**** Extracted records ****
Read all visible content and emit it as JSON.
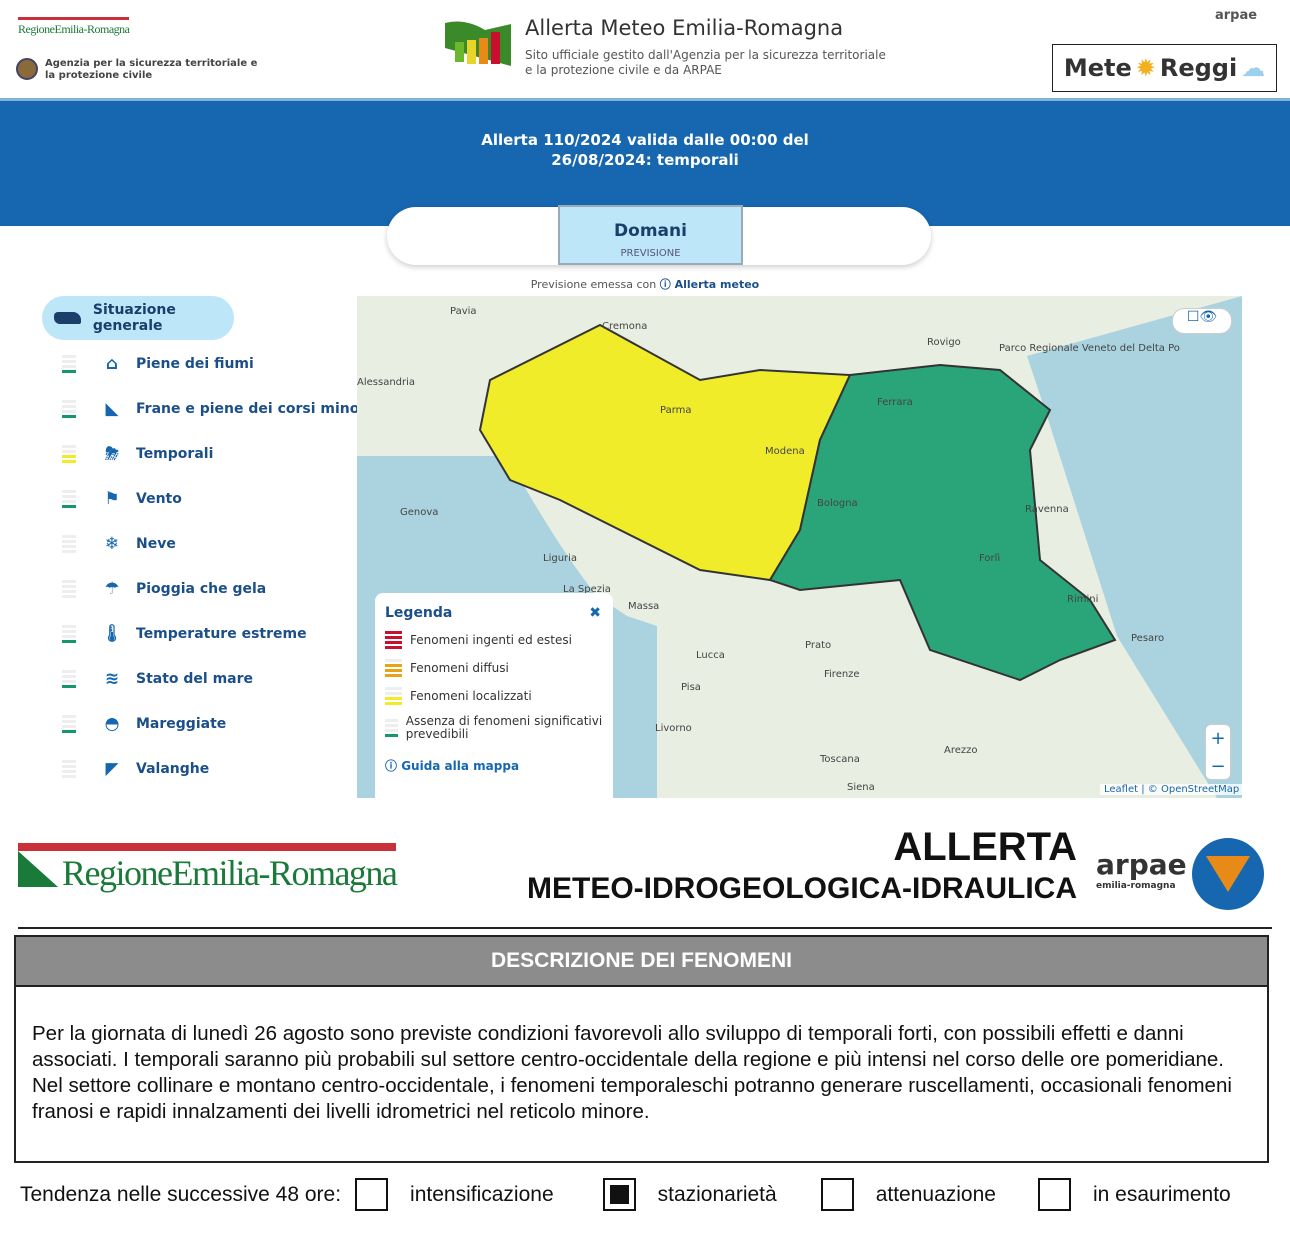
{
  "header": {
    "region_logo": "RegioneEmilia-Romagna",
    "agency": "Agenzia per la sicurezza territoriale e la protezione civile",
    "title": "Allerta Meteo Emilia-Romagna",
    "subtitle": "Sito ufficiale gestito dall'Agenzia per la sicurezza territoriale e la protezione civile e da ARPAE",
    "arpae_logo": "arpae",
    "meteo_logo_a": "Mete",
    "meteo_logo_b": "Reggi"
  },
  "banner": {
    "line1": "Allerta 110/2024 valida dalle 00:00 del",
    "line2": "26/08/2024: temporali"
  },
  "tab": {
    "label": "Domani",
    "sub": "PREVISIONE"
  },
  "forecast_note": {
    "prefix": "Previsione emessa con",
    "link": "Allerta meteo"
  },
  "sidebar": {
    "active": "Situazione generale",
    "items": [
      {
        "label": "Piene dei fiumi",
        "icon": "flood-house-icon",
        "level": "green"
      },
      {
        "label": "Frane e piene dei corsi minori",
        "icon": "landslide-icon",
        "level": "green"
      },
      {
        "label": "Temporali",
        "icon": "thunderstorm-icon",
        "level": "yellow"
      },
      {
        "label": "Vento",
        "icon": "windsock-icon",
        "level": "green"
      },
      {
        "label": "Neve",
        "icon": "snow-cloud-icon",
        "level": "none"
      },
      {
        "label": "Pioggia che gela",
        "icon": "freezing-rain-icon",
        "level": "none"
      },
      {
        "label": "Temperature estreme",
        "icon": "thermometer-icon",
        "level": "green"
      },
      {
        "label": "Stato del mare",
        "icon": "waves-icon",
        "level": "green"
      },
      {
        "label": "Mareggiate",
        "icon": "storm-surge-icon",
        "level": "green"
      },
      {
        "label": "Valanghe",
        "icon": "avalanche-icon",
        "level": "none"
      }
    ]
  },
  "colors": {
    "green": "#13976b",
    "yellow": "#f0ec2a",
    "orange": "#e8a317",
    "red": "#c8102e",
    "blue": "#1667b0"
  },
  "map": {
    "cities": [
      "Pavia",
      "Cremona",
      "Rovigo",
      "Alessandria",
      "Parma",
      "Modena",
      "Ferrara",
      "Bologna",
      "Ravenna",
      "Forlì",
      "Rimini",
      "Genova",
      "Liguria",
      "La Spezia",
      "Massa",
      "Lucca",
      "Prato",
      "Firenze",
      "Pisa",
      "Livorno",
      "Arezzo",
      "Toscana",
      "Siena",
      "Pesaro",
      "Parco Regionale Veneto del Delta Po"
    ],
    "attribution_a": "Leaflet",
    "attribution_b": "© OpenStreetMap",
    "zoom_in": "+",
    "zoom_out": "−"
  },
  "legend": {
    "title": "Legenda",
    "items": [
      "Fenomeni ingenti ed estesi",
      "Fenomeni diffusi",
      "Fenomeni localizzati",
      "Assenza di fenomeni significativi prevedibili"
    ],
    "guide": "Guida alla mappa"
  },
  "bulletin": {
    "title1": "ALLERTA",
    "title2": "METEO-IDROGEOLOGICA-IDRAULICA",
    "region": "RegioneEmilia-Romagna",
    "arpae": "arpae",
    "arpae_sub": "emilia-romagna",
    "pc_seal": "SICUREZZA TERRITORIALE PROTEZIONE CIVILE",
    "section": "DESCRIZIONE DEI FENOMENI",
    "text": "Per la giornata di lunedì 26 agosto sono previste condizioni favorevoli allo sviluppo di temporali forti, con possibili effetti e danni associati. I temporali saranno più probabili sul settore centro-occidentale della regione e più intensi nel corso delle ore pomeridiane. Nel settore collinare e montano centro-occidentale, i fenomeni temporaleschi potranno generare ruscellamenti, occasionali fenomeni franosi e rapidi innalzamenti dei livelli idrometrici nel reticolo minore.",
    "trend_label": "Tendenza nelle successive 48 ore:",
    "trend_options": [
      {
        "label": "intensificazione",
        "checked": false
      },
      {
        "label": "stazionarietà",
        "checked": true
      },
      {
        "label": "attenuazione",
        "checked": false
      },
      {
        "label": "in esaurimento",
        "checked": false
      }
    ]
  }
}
****
**** Extracted records ****
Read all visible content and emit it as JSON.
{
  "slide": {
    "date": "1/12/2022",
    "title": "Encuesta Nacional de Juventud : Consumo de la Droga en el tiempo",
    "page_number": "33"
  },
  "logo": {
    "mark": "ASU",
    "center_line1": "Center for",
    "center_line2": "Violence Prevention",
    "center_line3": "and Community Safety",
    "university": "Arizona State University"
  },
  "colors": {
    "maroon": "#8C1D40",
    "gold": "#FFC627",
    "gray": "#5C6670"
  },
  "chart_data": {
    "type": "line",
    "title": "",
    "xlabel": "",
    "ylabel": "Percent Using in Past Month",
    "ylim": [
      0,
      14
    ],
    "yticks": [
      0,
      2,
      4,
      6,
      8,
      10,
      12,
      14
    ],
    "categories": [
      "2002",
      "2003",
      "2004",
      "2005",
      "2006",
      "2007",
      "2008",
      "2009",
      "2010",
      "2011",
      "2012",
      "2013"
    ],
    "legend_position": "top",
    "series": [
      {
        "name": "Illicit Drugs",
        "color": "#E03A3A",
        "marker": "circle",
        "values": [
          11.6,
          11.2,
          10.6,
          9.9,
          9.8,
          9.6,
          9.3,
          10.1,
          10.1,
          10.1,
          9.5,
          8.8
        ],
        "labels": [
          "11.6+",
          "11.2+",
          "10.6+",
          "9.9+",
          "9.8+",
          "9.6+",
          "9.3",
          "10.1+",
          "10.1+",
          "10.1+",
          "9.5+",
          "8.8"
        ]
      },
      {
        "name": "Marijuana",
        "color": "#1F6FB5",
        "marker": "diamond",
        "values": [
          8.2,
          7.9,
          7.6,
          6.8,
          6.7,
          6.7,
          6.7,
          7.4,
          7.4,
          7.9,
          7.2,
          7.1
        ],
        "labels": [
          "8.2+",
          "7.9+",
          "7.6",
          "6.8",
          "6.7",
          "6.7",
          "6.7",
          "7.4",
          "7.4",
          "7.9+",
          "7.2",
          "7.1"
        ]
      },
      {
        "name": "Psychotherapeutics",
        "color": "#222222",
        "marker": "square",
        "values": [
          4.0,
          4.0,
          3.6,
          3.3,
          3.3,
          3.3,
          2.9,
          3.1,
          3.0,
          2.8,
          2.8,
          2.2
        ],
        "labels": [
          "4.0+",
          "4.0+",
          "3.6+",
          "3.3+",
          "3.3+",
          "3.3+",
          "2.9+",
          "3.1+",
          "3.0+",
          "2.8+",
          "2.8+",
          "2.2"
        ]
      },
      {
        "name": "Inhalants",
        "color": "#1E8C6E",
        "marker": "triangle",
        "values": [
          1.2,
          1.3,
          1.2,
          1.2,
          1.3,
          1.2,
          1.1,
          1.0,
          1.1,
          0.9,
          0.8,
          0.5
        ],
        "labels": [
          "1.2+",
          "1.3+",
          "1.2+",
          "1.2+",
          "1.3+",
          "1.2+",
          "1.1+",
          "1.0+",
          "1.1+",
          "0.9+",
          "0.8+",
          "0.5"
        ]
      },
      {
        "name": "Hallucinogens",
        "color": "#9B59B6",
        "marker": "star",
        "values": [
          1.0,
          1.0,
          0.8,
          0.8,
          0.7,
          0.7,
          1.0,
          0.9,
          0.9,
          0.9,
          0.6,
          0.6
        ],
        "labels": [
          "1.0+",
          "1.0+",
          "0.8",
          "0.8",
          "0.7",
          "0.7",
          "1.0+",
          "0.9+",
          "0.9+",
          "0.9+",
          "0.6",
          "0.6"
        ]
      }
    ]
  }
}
****
Prompt:
Write out every line of the listing that holds the word "marker".

Answer to the problem:
        "marker": "circle",
        "marker": "diamond",
        "marker": "square",
        "marker": "triangle",
        "marker": "star",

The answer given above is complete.